** Begin **

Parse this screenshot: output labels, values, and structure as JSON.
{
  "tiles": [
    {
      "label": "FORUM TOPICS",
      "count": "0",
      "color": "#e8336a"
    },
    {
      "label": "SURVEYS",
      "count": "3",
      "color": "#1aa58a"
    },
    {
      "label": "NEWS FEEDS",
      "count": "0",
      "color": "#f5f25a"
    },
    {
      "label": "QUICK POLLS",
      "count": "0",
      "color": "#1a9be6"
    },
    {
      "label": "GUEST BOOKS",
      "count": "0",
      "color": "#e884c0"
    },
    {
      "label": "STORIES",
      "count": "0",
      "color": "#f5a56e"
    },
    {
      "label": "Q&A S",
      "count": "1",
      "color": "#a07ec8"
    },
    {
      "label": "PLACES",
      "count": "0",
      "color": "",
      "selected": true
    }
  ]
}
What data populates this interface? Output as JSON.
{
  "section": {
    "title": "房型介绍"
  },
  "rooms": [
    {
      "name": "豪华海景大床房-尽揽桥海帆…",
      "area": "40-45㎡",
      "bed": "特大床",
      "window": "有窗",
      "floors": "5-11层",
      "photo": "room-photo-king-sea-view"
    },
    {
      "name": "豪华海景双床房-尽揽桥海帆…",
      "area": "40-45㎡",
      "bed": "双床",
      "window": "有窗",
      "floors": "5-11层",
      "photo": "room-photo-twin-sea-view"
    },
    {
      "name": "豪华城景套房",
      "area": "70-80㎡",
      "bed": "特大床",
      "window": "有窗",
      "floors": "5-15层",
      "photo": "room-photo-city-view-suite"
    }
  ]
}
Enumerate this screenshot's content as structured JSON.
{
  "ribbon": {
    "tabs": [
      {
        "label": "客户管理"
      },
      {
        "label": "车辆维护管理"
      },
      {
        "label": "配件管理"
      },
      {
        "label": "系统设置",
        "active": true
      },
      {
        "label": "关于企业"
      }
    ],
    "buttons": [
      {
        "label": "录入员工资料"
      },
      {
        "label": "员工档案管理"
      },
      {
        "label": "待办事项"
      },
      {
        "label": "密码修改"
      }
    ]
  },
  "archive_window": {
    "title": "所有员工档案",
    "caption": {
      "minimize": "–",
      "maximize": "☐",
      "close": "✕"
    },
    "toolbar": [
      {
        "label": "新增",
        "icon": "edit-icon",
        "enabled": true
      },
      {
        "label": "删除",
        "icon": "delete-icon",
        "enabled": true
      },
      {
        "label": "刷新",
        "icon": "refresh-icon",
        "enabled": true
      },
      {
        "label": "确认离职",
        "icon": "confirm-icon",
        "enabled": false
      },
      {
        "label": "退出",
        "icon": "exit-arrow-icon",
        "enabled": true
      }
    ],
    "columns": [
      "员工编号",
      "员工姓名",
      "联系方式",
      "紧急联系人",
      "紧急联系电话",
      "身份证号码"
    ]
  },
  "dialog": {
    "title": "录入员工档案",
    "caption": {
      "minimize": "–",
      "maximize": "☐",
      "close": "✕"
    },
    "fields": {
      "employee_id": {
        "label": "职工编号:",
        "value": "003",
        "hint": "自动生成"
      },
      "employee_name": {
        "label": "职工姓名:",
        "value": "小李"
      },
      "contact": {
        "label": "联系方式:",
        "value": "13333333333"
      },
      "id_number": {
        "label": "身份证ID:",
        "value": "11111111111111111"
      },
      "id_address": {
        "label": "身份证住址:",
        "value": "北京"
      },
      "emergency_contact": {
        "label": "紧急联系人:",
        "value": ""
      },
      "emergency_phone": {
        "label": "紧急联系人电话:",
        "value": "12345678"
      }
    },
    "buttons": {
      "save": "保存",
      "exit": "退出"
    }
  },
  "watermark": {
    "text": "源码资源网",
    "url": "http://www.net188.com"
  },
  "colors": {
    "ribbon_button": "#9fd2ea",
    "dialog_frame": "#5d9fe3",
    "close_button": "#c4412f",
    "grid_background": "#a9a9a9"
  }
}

** End **

#### [Task to carry out]
Sift through the entries and copy every line with "JSON".

#### [Completed task]
Parse this screenshot: output labels, values, and structure as JSON.
What data populates this interface? Output as JSON.
Enumerate this screenshot's content as structured JSON.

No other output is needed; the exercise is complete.